#### AIM OF THE TASK:
Rewrite the material below, replacing each occurrence of "Manila, Philippines" with "Quezon City, Philippines" and keeping everything else unchanged.

#### SOURCE DATA:

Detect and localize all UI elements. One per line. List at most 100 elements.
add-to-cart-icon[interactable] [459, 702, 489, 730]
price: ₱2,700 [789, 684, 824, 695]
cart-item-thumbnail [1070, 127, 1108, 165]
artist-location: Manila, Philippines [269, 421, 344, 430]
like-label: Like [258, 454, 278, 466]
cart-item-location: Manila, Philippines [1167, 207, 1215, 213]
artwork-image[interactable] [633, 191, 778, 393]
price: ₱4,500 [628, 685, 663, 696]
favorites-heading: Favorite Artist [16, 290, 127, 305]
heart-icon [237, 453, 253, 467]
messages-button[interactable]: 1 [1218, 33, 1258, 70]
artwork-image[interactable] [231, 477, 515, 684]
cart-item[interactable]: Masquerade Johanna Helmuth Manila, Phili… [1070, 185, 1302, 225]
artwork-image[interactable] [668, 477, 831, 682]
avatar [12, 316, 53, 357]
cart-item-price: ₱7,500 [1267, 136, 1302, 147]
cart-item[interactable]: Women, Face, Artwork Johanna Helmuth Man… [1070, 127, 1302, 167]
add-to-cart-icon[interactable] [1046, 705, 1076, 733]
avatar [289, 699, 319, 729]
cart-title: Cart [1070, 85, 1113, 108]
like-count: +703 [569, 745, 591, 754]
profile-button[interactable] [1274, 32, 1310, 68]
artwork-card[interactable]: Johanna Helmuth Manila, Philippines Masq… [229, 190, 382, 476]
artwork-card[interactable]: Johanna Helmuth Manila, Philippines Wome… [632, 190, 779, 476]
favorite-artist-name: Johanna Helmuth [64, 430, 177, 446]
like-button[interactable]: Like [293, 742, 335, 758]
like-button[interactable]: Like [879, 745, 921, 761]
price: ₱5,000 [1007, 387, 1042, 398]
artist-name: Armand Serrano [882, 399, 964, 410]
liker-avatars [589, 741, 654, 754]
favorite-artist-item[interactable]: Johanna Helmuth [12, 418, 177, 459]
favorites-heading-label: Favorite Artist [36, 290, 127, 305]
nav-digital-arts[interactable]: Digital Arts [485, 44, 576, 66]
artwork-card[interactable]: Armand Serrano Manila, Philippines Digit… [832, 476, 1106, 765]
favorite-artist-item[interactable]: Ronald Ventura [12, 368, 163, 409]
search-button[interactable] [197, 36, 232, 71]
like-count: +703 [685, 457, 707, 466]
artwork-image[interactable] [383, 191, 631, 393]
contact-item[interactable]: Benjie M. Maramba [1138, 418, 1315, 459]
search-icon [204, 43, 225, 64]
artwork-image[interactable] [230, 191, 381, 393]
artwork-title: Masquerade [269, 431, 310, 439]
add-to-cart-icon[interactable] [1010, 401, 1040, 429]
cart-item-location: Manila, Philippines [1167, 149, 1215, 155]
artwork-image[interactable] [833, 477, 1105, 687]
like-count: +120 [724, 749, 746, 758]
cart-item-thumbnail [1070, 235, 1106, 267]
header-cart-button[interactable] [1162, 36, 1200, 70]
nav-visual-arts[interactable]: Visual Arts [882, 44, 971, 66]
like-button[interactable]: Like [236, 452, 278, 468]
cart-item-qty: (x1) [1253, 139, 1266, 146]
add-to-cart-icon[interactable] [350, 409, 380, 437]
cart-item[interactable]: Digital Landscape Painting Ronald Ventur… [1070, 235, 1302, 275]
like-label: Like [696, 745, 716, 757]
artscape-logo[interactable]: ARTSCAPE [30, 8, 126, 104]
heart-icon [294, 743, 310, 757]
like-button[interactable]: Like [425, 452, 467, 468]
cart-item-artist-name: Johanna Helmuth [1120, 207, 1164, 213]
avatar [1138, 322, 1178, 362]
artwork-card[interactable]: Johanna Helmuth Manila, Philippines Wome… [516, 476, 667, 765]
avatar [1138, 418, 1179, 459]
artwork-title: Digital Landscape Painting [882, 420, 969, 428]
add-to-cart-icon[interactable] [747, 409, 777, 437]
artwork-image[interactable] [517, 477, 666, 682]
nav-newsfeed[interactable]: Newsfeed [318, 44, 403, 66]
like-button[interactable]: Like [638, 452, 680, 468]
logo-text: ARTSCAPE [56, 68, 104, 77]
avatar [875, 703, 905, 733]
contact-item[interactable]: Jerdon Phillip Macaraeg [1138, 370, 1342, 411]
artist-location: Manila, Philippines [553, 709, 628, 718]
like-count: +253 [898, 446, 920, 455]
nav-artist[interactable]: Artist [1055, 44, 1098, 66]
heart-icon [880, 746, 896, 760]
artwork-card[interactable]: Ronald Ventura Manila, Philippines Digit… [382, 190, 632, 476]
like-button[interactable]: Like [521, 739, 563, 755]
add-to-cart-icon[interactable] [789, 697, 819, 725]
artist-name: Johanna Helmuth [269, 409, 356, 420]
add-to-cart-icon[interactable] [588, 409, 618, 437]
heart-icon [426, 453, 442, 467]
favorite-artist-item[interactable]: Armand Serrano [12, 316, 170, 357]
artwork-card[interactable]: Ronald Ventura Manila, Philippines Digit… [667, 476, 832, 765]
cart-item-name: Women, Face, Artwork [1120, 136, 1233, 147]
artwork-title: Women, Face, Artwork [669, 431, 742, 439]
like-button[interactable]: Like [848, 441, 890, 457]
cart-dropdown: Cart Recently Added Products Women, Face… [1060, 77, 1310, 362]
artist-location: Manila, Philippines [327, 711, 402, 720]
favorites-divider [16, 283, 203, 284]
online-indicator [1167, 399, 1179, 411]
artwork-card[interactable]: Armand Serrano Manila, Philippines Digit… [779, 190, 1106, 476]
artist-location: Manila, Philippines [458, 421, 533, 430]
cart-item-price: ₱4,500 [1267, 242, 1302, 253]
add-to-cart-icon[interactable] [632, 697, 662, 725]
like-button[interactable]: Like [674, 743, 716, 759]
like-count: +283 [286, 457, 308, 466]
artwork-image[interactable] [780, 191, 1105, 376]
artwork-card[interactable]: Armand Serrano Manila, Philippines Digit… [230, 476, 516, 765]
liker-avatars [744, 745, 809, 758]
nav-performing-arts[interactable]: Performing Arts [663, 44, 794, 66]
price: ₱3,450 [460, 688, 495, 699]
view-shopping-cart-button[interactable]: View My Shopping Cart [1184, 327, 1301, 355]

#### REPLY:
Detect and localize all UI elements. One per line. List at most 100 elements.
add-to-cart-icon[interactable] [459, 702, 489, 730]
price: ₱2,700 [789, 684, 824, 695]
cart-item-thumbnail [1070, 127, 1108, 165]
artist-location: Quezon City, Philippines [269, 421, 344, 430]
like-label: Like [258, 454, 278, 466]
cart-item-location: Quezon City, Philippines [1167, 207, 1215, 213]
artwork-image[interactable] [633, 191, 778, 393]
price: ₱4,500 [628, 685, 663, 696]
favorites-heading: Favorite Artist [16, 290, 127, 305]
heart-icon [237, 453, 253, 467]
messages-button[interactable]: 1 [1218, 33, 1258, 70]
artwork-image[interactable] [231, 477, 515, 684]
cart-item[interactable]: Masquerade Johanna Helmuth Manila, Phili… [1070, 185, 1302, 225]
artwork-image[interactable] [668, 477, 831, 682]
avatar [12, 316, 53, 357]
cart-item-price: ₱7,500 [1267, 136, 1302, 147]
cart-item[interactable]: Women, Face, Artwork Johanna Helmuth Man… [1070, 127, 1302, 167]
add-to-cart-icon[interactable] [1046, 705, 1076, 733]
avatar [289, 699, 319, 729]
cart-title: Cart [1070, 85, 1113, 108]
like-count: +703 [569, 745, 591, 754]
profile-button[interactable] [1274, 32, 1310, 68]
artwork-card[interactable]: Johanna Helmuth Quezon City, Philippines Masq… [229, 190, 382, 476]
artwork-card[interactable]: Johanna Helmuth Quezon City, Philippines Wome… [632, 190, 779, 476]
favorite-artist-name: Johanna Helmuth [64, 430, 177, 446]
like-button[interactable]: Like [293, 742, 335, 758]
like-button[interactable]: Like [879, 745, 921, 761]
price: ₱5,000 [1007, 387, 1042, 398]
artist-name: Armand Serrano [882, 399, 964, 410]
liker-avatars [589, 741, 654, 754]
favorite-artist-item[interactable]: Johanna Helmuth [12, 418, 177, 459]
favorites-heading-label: Favorite Artist [36, 290, 127, 305]
nav-digital-arts[interactable]: Digital Arts [485, 44, 576, 66]
artwork-card[interactable]: Armand Serrano Quezon City, Philippines Digit… [832, 476, 1106, 765]
favorite-artist-item[interactable]: Ronald Ventura [12, 368, 163, 409]
search-button[interactable] [197, 36, 232, 71]
like-count: +703 [685, 457, 707, 466]
artwork-image[interactable] [383, 191, 631, 393]
contact-item[interactable]: Benjie M. Maramba [1138, 418, 1315, 459]
search-icon [204, 43, 225, 64]
artwork-image[interactable] [230, 191, 381, 393]
artwork-title: Masquerade [269, 431, 310, 439]
add-to-cart-icon[interactable] [1010, 401, 1040, 429]
cart-item-location: Quezon City, Philippines [1167, 149, 1215, 155]
artwork-image[interactable] [833, 477, 1105, 687]
like-count: +120 [724, 749, 746, 758]
cart-item-thumbnail [1070, 235, 1106, 267]
header-cart-button[interactable] [1162, 36, 1200, 70]
nav-visual-arts[interactable]: Visual Arts [882, 44, 971, 66]
like-button[interactable]: Like [236, 452, 278, 468]
cart-item-qty: (x1) [1253, 139, 1266, 146]
add-to-cart-icon[interactable] [350, 409, 380, 437]
cart-item[interactable]: Digital Landscape Painting Ronald Ventur… [1070, 235, 1302, 275]
like-label: Like [696, 745, 716, 757]
artscape-logo[interactable]: ARTSCAPE [30, 8, 126, 104]
heart-icon [294, 743, 310, 757]
like-button[interactable]: Like [425, 452, 467, 468]
cart-item-artist-name: Johanna Helmuth [1120, 207, 1164, 213]
avatar [1138, 322, 1178, 362]
artwork-card[interactable]: Johanna Helmuth Quezon City, Philippines Wome… [516, 476, 667, 765]
avatar [1138, 418, 1179, 459]
artwork-title: Digital Landscape Painting [882, 420, 969, 428]
add-to-cart-icon[interactable] [747, 409, 777, 437]
artwork-image[interactable] [517, 477, 666, 682]
nav-newsfeed[interactable]: Newsfeed [318, 44, 403, 66]
like-button[interactable]: Like [638, 452, 680, 468]
logo-text: ARTSCAPE [56, 68, 104, 77]
avatar [875, 703, 905, 733]
contact-item[interactable]: Jerdon Phillip Macaraeg [1138, 370, 1342, 411]
artist-location: Quezon City, Philippines [553, 709, 628, 718]
like-count: +253 [898, 446, 920, 455]
nav-artist[interactable]: Artist [1055, 44, 1098, 66]
heart-icon [880, 746, 896, 760]
artwork-card[interactable]: Ronald Ventura Quezon City, Philippines Digit… [382, 190, 632, 476]
like-button[interactable]: Like [521, 739, 563, 755]
add-to-cart-icon[interactable] [789, 697, 819, 725]
artist-name: Johanna Helmuth [269, 409, 356, 420]
add-to-cart-icon[interactable] [588, 409, 618, 437]
heart-icon [426, 453, 442, 467]
favorite-artist-item[interactable]: Armand Serrano [12, 316, 170, 357]
artwork-card[interactable]: Ronald Ventura Quezon City, Philippines Digit… [667, 476, 832, 765]
cart-item-name: Women, Face, Artwork [1120, 136, 1233, 147]
artwork-title: Women, Face, Artwork [669, 431, 742, 439]
like-button[interactable]: Like [848, 441, 890, 457]
cart-dropdown: Cart Recently Added Products Women, Face… [1060, 77, 1310, 362]
artist-location: Quezon City, Philippines [327, 711, 402, 720]
favorites-divider [16, 283, 203, 284]
online-indicator [1167, 399, 1179, 411]
artwork-card[interactable]: Armand Serrano Quezon City, Philippines Digit… [779, 190, 1106, 476]
artist-location: Quezon City, Philippines [458, 421, 533, 430]
cart-item-price: ₱4,500 [1267, 242, 1302, 253]
add-to-cart-icon[interactable] [632, 697, 662, 725]
like-button[interactable]: Like [674, 743, 716, 759]
like-count: +283 [286, 457, 308, 466]
artwork-image[interactable] [780, 191, 1105, 376]
artwork-card[interactable]: Armand Serrano Quezon City, Philippines Digit… [230, 476, 516, 765]
liker-avatars [744, 745, 809, 758]
nav-performing-arts[interactable]: Performing Arts [663, 44, 794, 66]
price: ₱3,450 [460, 688, 495, 699]
view-shopping-cart-button[interactable]: View My Shopping Cart [1184, 327, 1301, 355]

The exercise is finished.